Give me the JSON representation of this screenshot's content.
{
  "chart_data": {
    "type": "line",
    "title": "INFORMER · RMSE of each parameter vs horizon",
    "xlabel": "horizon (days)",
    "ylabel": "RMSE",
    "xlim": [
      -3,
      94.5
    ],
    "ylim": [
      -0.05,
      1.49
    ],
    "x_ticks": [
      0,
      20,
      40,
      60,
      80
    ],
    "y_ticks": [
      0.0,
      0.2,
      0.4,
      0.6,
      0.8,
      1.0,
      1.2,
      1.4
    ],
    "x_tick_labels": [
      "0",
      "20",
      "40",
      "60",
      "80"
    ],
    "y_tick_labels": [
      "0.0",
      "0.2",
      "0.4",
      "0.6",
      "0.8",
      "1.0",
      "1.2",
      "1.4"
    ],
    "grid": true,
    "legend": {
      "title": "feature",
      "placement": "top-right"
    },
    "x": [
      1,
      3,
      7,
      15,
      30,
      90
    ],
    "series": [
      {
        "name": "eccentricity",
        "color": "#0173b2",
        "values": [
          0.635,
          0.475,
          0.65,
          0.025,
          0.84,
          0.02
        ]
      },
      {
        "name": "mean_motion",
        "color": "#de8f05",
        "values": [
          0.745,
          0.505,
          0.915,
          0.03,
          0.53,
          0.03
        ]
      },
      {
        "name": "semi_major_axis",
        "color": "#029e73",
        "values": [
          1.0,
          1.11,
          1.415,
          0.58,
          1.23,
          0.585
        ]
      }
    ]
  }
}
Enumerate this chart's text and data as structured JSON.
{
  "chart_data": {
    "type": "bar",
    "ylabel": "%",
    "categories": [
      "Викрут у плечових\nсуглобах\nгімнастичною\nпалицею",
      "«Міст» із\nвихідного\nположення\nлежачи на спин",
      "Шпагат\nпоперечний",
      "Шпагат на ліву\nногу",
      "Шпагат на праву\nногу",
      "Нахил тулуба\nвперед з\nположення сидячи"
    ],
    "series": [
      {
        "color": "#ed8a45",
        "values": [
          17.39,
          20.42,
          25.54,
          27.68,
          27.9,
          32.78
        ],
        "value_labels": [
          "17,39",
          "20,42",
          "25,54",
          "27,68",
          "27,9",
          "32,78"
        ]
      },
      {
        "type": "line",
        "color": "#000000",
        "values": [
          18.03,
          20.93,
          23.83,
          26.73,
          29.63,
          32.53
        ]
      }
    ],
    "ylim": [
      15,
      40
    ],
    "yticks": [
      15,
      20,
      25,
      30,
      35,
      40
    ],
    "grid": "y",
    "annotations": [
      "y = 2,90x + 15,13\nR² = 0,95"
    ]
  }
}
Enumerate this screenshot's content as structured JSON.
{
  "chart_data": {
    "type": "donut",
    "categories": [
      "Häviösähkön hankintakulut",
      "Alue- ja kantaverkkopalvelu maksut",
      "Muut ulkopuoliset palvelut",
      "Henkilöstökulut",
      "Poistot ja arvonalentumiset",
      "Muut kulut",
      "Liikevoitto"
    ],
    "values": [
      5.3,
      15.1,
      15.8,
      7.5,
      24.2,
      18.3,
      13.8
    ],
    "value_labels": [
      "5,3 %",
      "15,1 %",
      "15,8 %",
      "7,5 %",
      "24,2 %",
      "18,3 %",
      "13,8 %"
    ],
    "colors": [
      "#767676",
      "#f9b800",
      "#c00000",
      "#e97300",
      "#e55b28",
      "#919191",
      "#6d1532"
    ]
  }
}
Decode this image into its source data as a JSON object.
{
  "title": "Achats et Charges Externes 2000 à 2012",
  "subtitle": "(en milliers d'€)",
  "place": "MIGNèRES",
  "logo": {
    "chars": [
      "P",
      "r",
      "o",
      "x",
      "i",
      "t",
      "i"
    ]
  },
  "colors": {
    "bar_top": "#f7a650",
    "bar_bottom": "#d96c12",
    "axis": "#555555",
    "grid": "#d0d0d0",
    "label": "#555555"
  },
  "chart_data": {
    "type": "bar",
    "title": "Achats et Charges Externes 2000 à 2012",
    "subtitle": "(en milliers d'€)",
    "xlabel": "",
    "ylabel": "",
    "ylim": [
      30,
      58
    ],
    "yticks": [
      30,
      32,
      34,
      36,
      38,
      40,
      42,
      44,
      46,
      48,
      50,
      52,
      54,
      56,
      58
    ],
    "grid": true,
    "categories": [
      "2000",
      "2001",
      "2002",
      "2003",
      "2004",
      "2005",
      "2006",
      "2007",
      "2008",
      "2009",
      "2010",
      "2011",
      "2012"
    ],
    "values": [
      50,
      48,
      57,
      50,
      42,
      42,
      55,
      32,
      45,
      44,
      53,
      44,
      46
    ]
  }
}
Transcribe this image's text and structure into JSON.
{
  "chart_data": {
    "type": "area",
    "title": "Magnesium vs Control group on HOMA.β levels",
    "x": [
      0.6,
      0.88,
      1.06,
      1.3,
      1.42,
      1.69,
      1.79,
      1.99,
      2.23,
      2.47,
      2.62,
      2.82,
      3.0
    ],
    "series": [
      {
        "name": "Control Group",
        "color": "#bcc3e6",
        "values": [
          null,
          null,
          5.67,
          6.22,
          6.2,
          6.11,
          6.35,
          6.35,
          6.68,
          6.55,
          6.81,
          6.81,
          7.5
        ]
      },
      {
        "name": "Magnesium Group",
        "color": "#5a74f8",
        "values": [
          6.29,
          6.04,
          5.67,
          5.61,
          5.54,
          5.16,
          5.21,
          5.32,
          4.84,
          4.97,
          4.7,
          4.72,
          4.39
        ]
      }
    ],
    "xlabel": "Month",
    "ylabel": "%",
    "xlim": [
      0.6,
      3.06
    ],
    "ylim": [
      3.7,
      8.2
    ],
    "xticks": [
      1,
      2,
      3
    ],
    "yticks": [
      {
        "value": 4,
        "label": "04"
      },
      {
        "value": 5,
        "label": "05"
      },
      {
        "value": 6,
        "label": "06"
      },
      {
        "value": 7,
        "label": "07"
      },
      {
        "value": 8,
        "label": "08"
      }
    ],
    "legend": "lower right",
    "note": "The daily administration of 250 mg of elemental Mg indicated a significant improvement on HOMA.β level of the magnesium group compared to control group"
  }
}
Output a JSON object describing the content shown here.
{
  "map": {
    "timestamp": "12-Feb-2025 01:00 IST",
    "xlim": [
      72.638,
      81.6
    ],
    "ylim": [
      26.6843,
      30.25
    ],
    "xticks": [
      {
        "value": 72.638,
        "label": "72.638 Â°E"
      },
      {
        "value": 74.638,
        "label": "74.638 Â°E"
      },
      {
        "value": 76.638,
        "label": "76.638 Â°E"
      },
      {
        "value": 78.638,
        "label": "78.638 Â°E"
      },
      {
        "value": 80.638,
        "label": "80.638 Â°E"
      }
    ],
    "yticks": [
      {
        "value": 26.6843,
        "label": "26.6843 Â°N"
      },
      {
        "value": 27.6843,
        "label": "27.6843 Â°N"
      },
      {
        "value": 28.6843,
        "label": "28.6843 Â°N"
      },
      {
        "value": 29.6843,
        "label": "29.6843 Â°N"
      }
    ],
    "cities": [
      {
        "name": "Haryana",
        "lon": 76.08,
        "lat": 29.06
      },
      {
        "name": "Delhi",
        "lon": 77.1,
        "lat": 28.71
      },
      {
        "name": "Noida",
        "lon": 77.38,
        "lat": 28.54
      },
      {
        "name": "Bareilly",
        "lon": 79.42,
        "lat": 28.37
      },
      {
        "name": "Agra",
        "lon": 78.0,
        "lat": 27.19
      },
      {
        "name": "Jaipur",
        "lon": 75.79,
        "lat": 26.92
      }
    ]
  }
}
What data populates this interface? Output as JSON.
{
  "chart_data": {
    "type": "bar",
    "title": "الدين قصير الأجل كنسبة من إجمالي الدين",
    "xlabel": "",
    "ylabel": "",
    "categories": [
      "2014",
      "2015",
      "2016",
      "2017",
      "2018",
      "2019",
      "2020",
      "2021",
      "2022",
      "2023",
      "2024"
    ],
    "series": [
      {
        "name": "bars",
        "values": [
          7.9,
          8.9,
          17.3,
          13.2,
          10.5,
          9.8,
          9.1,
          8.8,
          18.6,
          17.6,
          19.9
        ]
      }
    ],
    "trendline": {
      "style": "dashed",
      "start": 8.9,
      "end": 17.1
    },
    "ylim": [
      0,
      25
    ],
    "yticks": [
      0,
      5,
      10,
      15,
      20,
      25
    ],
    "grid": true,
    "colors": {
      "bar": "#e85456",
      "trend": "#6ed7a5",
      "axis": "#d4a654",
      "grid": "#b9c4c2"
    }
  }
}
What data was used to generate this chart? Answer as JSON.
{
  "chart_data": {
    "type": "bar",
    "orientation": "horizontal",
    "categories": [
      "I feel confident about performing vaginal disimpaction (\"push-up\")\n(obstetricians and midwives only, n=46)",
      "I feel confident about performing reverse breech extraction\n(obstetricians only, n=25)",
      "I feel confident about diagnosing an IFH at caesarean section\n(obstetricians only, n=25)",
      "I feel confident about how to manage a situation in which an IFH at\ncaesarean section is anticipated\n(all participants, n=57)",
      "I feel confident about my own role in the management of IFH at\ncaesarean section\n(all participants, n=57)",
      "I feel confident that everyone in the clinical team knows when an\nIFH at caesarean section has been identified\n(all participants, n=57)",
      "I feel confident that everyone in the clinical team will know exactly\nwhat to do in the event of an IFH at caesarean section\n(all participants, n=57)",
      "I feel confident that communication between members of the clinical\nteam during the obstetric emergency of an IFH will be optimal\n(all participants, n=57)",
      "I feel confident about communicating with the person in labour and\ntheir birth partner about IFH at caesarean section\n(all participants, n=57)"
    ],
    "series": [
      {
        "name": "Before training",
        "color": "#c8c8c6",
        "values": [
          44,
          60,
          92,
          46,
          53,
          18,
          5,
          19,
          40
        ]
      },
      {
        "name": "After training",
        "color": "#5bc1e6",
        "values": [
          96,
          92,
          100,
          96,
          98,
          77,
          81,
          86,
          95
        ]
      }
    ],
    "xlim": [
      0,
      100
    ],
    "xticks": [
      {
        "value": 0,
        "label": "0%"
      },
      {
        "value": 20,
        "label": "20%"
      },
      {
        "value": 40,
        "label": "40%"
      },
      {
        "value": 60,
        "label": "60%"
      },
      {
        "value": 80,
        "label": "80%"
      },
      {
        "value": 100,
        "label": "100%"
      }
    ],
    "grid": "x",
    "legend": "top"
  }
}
^^^^^^^^
_WHAT THE EXERCISE ASKS_.
Only a number is wanted: how many lines of the data above contain "performing"?

_ANSWER TO THIS PROBLEM_.
2